::: ENTRIES PROVIDED
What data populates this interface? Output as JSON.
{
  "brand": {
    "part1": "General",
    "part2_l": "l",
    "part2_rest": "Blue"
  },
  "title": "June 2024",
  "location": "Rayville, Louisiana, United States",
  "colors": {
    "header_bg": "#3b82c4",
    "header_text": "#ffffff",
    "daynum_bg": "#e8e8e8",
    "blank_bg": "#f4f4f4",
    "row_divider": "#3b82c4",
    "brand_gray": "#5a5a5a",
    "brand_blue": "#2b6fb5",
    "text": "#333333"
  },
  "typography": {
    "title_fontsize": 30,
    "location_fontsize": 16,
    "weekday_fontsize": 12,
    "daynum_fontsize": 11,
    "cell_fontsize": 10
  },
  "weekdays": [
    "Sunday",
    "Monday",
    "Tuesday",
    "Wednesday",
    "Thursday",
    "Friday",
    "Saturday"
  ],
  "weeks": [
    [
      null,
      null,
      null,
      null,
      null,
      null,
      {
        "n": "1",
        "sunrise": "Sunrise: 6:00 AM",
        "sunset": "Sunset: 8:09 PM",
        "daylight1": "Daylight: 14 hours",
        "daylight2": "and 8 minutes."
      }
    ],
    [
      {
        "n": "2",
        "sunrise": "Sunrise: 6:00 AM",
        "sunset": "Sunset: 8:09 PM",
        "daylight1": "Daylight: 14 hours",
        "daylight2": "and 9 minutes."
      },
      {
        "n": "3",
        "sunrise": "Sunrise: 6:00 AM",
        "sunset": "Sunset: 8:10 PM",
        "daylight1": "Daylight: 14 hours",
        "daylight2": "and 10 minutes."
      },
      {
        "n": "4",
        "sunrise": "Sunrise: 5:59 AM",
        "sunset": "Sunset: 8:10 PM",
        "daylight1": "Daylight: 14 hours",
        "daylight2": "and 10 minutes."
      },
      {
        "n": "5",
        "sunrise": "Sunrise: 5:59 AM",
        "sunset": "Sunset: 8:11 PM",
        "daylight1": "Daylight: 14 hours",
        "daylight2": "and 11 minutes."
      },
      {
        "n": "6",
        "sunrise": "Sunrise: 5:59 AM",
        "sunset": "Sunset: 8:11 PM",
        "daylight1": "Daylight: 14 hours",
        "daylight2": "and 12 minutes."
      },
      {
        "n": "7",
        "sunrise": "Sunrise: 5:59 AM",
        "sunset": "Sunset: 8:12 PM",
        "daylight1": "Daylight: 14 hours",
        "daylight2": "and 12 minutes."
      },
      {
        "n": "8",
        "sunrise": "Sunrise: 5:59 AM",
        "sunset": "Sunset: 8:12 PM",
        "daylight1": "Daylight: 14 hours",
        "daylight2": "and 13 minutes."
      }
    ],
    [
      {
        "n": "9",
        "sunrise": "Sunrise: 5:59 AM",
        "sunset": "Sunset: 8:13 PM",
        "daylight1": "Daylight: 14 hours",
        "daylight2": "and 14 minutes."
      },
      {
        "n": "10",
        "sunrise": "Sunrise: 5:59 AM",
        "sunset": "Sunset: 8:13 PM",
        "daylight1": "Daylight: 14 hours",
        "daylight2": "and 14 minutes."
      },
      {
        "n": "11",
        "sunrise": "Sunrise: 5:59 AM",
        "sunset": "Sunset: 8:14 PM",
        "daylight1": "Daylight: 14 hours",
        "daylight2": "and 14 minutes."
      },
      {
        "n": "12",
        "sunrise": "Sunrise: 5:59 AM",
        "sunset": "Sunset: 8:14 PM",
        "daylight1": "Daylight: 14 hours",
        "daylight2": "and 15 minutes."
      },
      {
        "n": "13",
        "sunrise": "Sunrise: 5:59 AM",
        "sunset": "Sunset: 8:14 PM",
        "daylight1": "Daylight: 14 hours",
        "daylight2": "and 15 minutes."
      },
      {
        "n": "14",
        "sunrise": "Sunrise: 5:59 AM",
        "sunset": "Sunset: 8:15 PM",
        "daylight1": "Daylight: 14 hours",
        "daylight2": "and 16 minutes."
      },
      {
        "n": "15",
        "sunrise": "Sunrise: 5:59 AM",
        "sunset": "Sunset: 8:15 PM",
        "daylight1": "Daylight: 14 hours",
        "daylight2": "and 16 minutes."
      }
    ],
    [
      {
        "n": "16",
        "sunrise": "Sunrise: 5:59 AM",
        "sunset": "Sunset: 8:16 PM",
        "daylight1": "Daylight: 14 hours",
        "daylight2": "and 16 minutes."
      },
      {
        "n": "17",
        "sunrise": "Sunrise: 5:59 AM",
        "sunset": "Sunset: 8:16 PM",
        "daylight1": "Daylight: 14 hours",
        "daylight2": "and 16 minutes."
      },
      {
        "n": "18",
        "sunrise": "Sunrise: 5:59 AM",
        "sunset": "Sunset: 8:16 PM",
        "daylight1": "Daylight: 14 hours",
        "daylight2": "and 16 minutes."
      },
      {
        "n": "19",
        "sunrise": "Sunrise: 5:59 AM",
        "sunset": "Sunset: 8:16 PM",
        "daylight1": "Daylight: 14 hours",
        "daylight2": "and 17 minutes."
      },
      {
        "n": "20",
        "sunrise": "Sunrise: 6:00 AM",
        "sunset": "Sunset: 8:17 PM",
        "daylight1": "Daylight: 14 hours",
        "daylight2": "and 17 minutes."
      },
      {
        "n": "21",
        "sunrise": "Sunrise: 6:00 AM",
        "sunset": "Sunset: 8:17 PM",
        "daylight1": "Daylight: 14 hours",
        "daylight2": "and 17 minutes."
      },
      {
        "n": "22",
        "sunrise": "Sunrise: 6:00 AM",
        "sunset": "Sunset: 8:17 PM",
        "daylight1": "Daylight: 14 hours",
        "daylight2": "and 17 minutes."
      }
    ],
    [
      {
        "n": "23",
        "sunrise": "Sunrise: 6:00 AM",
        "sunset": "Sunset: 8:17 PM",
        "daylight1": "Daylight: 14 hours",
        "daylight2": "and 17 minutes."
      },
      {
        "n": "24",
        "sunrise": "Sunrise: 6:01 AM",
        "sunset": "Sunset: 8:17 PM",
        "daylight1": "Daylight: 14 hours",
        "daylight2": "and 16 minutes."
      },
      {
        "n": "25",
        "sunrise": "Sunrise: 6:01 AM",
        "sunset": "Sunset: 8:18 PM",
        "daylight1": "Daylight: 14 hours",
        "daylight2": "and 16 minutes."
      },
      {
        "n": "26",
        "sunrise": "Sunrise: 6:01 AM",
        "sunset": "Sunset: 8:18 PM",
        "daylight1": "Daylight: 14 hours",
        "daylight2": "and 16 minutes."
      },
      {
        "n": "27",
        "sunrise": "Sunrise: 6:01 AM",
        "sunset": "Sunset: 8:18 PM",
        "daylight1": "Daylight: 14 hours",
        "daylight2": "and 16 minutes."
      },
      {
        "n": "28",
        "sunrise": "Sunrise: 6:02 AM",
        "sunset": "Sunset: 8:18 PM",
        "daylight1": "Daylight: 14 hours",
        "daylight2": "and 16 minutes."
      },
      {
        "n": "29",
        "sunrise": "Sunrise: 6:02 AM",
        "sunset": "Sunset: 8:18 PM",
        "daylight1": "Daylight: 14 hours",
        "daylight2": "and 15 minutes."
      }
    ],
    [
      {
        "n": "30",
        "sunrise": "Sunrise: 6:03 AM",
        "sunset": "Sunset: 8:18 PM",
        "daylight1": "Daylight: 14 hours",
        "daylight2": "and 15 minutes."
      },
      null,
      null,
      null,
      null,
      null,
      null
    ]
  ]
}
::::::
### TASK REQUIREMENTS
Output the whole listing above again, word for word.

### SOLUTION TO THIS PROBLEM
What data populates this interface? Output as JSON.
{
  "brand": {
    "part1": "General",
    "part2_l": "l",
    "part2_rest": "Blue"
  },
  "title": "June 2024",
  "location": "Rayville, Louisiana, United States",
  "colors": {
    "header_bg": "#3b82c4",
    "header_text": "#ffffff",
    "daynum_bg": "#e8e8e8",
    "blank_bg": "#f4f4f4",
    "row_divider": "#3b82c4",
    "brand_gray": "#5a5a5a",
    "brand_blue": "#2b6fb5",
    "text": "#333333"
  },
  "typography": {
    "title_fontsize": 30,
    "location_fontsize": 16,
    "weekday_fontsize": 12,
    "daynum_fontsize": 11,
    "cell_fontsize": 10
  },
  "weekdays": [
    "Sunday",
    "Monday",
    "Tuesday",
    "Wednesday",
    "Thursday",
    "Friday",
    "Saturday"
  ],
  "weeks": [
    [
      null,
      null,
      null,
      null,
      null,
      null,
      {
        "n": "1",
        "sunrise": "Sunrise: 6:00 AM",
        "sunset": "Sunset: 8:09 PM",
        "daylight1": "Daylight: 14 hours",
        "daylight2": "and 8 minutes."
      }
    ],
    [
      {
        "n": "2",
        "sunrise": "Sunrise: 6:00 AM",
        "sunset": "Sunset: 8:09 PM",
        "daylight1": "Daylight: 14 hours",
        "daylight2": "and 9 minutes."
      },
      {
        "n": "3",
        "sunrise": "Sunrise: 6:00 AM",
        "sunset": "Sunset: 8:10 PM",
        "daylight1": "Daylight: 14 hours",
        "daylight2": "and 10 minutes."
      },
      {
        "n": "4",
        "sunrise": "Sunrise: 5:59 AM",
        "sunset": "Sunset: 8:10 PM",
        "daylight1": "Daylight: 14 hours",
        "daylight2": "and 10 minutes."
      },
      {
        "n": "5",
        "sunrise": "Sunrise: 5:59 AM",
        "sunset": "Sunset: 8:11 PM",
        "daylight1": "Daylight: 14 hours",
        "daylight2": "and 11 minutes."
      },
      {
        "n": "6",
        "sunrise": "Sunrise: 5:59 AM",
        "sunset": "Sunset: 8:11 PM",
        "daylight1": "Daylight: 14 hours",
        "daylight2": "and 12 minutes."
      },
      {
        "n": "7",
        "sunrise": "Sunrise: 5:59 AM",
        "sunset": "Sunset: 8:12 PM",
        "daylight1": "Daylight: 14 hours",
        "daylight2": "and 12 minutes."
      },
      {
        "n": "8",
        "sunrise": "Sunrise: 5:59 AM",
        "sunset": "Sunset: 8:12 PM",
        "daylight1": "Daylight: 14 hours",
        "daylight2": "and 13 minutes."
      }
    ],
    [
      {
        "n": "9",
        "sunrise": "Sunrise: 5:59 AM",
        "sunset": "Sunset: 8:13 PM",
        "daylight1": "Daylight: 14 hours",
        "daylight2": "and 14 minutes."
      },
      {
        "n": "10",
        "sunrise": "Sunrise: 5:59 AM",
        "sunset": "Sunset: 8:13 PM",
        "daylight1": "Daylight: 14 hours",
        "daylight2": "and 14 minutes."
      },
      {
        "n": "11",
        "sunrise": "Sunrise: 5:59 AM",
        "sunset": "Sunset: 8:14 PM",
        "daylight1": "Daylight: 14 hours",
        "daylight2": "and 14 minutes."
      },
      {
        "n": "12",
        "sunrise": "Sunrise: 5:59 AM",
        "sunset": "Sunset: 8:14 PM",
        "daylight1": "Daylight: 14 hours",
        "daylight2": "and 15 minutes."
      },
      {
        "n": "13",
        "sunrise": "Sunrise: 5:59 AM",
        "sunset": "Sunset: 8:14 PM",
        "daylight1": "Daylight: 14 hours",
        "daylight2": "and 15 minutes."
      },
      {
        "n": "14",
        "sunrise": "Sunrise: 5:59 AM",
        "sunset": "Sunset: 8:15 PM",
        "daylight1": "Daylight: 14 hours",
        "daylight2": "and 16 minutes."
      },
      {
        "n": "15",
        "sunrise": "Sunrise: 5:59 AM",
        "sunset": "Sunset: 8:15 PM",
        "daylight1": "Daylight: 14 hours",
        "daylight2": "and 16 minutes."
      }
    ],
    [
      {
        "n": "16",
        "sunrise": "Sunrise: 5:59 AM",
        "sunset": "Sunset: 8:16 PM",
        "daylight1": "Daylight: 14 hours",
        "daylight2": "and 16 minutes."
      },
      {
        "n": "17",
        "sunrise": "Sunrise: 5:59 AM",
        "sunset": "Sunset: 8:16 PM",
        "daylight1": "Daylight: 14 hours",
        "daylight2": "and 16 minutes."
      },
      {
        "n": "18",
        "sunrise": "Sunrise: 5:59 AM",
        "sunset": "Sunset: 8:16 PM",
        "daylight1": "Daylight: 14 hours",
        "daylight2": "and 16 minutes."
      },
      {
        "n": "19",
        "sunrise": "Sunrise: 5:59 AM",
        "sunset": "Sunset: 8:16 PM",
        "daylight1": "Daylight: 14 hours",
        "daylight2": "and 17 minutes."
      },
      {
        "n": "20",
        "sunrise": "Sunrise: 6:00 AM",
        "sunset": "Sunset: 8:17 PM",
        "daylight1": "Daylight: 14 hours",
        "daylight2": "and 17 minutes."
      },
      {
        "n": "21",
        "sunrise": "Sunrise: 6:00 AM",
        "sunset": "Sunset: 8:17 PM",
        "daylight1": "Daylight: 14 hours",
        "daylight2": "and 17 minutes."
      },
      {
        "n": "22",
        "sunrise": "Sunrise: 6:00 AM",
        "sunset": "Sunset: 8:17 PM",
        "daylight1": "Daylight: 14 hours",
        "daylight2": "and 17 minutes."
      }
    ],
    [
      {
        "n": "23",
        "sunrise": "Sunrise: 6:00 AM",
        "sunset": "Sunset: 8:17 PM",
        "daylight1": "Daylight: 14 hours",
        "daylight2": "and 17 minutes."
      },
      {
        "n": "24",
        "sunrise": "Sunrise: 6:01 AM",
        "sunset": "Sunset: 8:17 PM",
        "daylight1": "Daylight: 14 hours",
        "daylight2": "and 16 minutes."
      },
      {
        "n": "25",
        "sunrise": "Sunrise: 6:01 AM",
        "sunset": "Sunset: 8:18 PM",
        "daylight1": "Daylight: 14 hours",
        "daylight2": "and 16 minutes."
      },
      {
        "n": "26",
        "sunrise": "Sunrise: 6:01 AM",
        "sunset": "Sunset: 8:18 PM",
        "daylight1": "Daylight: 14 hours",
        "daylight2": "and 16 minutes."
      },
      {
        "n": "27",
        "sunrise": "Sunrise: 6:01 AM",
        "sunset": "Sunset: 8:18 PM",
        "daylight1": "Daylight: 14 hours",
        "daylight2": "and 16 minutes."
      },
      {
        "n": "28",
        "sunrise": "Sunrise: 6:02 AM",
        "sunset": "Sunset: 8:18 PM",
        "daylight1": "Daylight: 14 hours",
        "daylight2": "and 16 minutes."
      },
      {
        "n": "29",
        "sunrise": "Sunrise: 6:02 AM",
        "sunset": "Sunset: 8:18 PM",
        "daylight1": "Daylight: 14 hours",
        "daylight2": "and 15 minutes."
      }
    ],
    [
      {
        "n": "30",
        "sunrise": "Sunrise: 6:03 AM",
        "sunset": "Sunset: 8:18 PM",
        "daylight1": "Daylight: 14 hours",
        "daylight2": "and 15 minutes."
      },
      null,
      null,
      null,
      null,
      null,
      null
    ]
  ]
}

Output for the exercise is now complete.